Search the listing below for the word "this" and copy each line that holds it.
>> BEGIN
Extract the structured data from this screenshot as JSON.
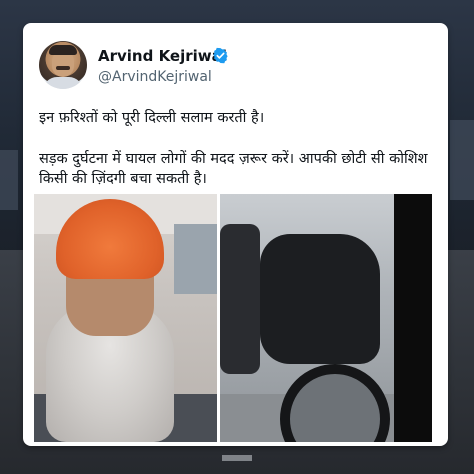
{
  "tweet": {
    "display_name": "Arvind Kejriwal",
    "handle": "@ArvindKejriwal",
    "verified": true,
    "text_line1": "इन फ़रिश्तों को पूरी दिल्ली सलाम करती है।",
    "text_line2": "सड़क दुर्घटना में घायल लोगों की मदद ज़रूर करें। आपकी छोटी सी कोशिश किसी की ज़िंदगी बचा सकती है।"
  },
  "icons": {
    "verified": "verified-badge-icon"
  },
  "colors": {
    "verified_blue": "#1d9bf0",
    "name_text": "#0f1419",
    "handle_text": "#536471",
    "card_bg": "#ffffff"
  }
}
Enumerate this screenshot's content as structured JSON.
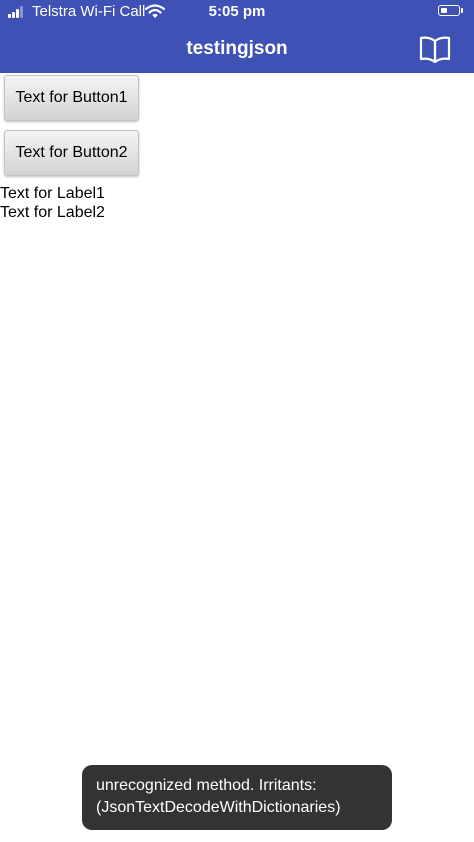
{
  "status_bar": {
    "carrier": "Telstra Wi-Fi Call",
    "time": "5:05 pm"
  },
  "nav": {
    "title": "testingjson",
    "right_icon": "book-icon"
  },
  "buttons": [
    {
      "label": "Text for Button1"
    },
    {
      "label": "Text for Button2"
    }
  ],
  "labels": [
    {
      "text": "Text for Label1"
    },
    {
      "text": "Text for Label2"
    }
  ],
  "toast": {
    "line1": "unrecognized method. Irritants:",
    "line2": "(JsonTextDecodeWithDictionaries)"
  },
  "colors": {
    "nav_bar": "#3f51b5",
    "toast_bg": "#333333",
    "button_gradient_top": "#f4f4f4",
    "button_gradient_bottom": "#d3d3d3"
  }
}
>> END
## EXERCISE SOLUTION
Extract the structured data from this screenshot as JSON.
Enumerate this screenshot's content as structured JSON.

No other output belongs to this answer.